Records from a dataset
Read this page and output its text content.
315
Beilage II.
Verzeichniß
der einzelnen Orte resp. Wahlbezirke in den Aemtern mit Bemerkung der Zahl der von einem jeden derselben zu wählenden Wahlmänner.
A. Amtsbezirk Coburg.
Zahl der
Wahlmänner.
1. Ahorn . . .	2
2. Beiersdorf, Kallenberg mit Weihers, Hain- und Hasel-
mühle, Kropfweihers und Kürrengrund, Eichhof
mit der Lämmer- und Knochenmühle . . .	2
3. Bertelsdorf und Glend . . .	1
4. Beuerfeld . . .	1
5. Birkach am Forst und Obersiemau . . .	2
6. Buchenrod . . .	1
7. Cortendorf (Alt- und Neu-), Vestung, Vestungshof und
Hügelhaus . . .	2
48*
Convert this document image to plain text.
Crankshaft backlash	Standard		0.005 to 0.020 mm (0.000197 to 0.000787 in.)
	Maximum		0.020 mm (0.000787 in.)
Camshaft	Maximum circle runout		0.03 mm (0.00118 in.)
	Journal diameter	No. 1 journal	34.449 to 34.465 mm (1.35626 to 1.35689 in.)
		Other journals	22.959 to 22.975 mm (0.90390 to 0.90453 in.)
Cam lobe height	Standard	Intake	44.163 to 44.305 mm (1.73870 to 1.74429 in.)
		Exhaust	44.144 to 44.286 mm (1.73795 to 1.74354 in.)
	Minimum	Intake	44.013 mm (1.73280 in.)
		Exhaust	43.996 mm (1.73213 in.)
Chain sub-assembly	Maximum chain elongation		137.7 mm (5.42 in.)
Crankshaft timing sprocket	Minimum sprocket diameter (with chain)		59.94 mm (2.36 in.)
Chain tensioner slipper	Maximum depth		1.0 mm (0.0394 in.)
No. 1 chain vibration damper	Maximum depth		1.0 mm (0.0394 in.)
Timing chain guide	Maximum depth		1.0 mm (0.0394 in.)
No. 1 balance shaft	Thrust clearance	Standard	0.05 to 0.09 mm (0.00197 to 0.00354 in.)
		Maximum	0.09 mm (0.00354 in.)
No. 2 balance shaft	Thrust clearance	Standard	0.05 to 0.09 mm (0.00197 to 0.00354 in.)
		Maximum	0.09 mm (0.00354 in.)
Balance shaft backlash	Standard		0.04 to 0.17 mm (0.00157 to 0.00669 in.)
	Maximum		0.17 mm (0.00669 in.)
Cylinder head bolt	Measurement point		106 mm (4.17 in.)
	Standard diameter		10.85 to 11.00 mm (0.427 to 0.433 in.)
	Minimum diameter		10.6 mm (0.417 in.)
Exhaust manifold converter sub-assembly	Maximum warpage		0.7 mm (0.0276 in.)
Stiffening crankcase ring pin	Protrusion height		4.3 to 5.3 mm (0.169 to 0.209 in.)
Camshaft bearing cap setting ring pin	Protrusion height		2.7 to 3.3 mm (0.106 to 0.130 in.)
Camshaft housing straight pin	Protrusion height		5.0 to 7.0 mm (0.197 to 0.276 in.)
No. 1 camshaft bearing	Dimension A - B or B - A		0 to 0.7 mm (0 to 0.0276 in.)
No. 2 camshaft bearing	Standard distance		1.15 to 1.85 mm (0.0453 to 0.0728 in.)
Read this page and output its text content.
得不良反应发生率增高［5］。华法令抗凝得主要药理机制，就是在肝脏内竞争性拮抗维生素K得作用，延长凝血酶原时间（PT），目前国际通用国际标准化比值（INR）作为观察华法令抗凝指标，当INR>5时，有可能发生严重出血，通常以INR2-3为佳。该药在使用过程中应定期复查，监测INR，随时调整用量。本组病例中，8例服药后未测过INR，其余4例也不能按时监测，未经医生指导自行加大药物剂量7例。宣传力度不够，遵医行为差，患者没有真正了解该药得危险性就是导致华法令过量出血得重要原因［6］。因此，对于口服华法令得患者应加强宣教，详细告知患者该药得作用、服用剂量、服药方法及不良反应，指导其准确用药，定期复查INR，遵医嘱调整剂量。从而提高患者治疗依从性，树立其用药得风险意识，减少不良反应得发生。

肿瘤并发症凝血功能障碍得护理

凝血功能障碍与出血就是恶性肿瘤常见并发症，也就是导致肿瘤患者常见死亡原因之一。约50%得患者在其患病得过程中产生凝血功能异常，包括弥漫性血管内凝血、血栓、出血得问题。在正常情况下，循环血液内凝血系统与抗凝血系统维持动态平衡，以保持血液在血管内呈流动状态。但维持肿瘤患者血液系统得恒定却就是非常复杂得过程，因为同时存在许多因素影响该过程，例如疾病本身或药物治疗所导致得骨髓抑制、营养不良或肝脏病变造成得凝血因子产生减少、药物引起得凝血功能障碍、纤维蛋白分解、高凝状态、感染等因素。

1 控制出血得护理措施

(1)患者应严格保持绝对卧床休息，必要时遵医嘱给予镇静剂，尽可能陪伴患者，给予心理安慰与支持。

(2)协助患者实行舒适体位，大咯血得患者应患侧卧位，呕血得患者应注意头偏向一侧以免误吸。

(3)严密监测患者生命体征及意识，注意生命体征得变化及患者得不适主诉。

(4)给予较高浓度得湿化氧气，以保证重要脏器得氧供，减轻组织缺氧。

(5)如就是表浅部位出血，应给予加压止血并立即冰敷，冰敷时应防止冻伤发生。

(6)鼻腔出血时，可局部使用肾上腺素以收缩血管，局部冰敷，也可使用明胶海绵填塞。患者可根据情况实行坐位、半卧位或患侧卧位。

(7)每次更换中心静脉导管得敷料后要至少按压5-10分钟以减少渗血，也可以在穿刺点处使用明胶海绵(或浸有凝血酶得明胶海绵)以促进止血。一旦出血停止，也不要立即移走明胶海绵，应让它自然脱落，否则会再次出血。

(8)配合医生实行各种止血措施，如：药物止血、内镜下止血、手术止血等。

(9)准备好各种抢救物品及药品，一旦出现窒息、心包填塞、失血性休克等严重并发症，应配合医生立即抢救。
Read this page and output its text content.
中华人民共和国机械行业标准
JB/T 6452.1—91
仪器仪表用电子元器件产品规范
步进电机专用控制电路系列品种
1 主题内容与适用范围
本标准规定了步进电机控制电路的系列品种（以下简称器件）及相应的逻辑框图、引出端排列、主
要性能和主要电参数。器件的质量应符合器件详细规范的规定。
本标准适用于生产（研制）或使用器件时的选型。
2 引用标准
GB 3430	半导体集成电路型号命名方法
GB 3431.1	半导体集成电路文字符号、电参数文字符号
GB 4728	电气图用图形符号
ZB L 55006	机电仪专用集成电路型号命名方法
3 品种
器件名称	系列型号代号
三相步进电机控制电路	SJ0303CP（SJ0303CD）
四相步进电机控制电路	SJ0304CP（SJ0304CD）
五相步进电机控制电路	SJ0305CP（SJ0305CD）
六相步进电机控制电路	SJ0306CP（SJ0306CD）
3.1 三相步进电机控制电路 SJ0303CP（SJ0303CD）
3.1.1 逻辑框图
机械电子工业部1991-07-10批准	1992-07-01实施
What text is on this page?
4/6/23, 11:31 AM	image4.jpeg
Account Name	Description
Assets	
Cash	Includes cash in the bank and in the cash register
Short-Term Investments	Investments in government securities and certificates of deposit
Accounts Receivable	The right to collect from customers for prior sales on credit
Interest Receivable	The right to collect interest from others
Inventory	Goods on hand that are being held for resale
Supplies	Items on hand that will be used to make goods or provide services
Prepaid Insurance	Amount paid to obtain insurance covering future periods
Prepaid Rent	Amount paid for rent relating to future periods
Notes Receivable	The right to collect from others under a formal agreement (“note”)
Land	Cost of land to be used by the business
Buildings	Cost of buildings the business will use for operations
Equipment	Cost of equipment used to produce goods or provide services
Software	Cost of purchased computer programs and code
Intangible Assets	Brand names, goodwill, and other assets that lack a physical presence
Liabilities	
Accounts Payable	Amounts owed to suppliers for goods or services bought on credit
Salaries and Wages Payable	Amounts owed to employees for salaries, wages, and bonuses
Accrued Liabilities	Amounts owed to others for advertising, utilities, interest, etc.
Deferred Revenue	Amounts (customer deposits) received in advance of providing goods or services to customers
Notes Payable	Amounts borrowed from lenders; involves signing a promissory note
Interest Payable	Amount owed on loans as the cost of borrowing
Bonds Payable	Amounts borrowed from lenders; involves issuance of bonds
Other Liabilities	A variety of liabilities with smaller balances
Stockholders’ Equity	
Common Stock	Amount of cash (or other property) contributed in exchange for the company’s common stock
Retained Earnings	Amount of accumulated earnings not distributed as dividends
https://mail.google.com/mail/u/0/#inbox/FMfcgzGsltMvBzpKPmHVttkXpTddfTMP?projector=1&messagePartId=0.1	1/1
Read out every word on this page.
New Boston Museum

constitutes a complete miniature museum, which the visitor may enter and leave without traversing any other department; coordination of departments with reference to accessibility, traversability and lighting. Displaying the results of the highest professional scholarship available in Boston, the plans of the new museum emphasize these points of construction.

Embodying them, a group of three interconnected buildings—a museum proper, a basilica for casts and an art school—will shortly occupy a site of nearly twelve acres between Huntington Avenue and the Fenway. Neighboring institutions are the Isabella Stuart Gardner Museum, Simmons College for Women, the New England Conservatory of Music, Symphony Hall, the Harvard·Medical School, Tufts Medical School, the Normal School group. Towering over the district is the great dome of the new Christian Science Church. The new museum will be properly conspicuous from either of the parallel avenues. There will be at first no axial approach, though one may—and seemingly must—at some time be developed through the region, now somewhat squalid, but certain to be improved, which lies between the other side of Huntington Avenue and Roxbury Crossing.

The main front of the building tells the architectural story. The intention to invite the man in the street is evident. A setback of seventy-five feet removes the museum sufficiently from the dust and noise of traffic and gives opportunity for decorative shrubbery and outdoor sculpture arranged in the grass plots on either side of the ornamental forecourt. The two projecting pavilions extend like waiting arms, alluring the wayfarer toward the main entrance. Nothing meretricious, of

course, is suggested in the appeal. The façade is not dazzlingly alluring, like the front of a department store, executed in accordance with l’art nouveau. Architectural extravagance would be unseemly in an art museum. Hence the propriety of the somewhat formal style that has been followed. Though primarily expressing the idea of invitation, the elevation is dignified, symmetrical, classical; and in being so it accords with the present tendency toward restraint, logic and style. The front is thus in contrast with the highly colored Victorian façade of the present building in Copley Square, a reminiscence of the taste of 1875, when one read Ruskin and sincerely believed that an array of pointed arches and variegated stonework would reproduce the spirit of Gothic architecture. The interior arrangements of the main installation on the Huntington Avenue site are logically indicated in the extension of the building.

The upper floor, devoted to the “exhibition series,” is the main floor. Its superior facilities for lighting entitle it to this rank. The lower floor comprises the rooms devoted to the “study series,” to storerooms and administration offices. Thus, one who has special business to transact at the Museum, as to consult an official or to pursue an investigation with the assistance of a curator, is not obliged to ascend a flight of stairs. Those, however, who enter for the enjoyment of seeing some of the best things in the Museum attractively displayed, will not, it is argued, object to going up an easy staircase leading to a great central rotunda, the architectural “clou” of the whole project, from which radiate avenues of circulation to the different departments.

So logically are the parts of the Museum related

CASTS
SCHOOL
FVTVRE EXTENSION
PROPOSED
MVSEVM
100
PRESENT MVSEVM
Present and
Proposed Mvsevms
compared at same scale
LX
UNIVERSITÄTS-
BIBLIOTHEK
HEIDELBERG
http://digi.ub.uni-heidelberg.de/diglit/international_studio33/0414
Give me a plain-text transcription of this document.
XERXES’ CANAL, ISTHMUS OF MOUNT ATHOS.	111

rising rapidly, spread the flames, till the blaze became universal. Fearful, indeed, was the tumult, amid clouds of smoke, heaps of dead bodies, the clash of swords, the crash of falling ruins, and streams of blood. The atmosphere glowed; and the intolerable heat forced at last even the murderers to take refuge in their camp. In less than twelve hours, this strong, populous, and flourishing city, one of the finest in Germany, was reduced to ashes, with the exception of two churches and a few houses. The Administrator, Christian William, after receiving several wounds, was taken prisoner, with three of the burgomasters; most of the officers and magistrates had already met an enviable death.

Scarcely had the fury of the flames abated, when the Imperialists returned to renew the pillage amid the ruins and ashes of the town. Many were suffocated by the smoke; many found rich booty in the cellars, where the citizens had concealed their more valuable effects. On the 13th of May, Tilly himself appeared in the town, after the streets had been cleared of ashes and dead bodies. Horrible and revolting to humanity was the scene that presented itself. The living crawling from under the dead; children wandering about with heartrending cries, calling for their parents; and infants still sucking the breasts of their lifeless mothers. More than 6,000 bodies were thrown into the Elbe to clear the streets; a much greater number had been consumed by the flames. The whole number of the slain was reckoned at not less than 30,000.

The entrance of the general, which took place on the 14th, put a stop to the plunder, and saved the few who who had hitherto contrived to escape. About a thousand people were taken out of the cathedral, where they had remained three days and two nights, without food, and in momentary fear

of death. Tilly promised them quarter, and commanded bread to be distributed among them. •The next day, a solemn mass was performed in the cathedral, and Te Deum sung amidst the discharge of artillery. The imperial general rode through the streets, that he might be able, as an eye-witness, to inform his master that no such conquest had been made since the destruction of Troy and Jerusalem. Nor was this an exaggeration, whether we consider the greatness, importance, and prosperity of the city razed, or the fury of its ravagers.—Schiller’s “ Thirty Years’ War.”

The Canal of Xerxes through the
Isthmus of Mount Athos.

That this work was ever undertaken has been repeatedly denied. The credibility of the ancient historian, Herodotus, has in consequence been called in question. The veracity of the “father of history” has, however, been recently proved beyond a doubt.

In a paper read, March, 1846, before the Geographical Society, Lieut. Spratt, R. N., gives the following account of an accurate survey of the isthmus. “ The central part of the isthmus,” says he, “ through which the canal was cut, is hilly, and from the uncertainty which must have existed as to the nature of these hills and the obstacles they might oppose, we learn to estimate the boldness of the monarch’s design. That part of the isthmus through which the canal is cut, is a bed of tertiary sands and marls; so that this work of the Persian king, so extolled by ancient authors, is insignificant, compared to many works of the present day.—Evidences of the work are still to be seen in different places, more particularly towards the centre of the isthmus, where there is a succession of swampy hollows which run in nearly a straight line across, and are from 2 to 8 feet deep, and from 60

Stated problem: From the entries above, select each line containing the string "backlash".

Response:
Crankshaft backlash	Standard		0.005 to 0.020 mm (0.000197 to 0.000787 in.)
Balance shaft backlash	Standard		0.04 to 0.17 mm (0.00157 to 0.00669 in.)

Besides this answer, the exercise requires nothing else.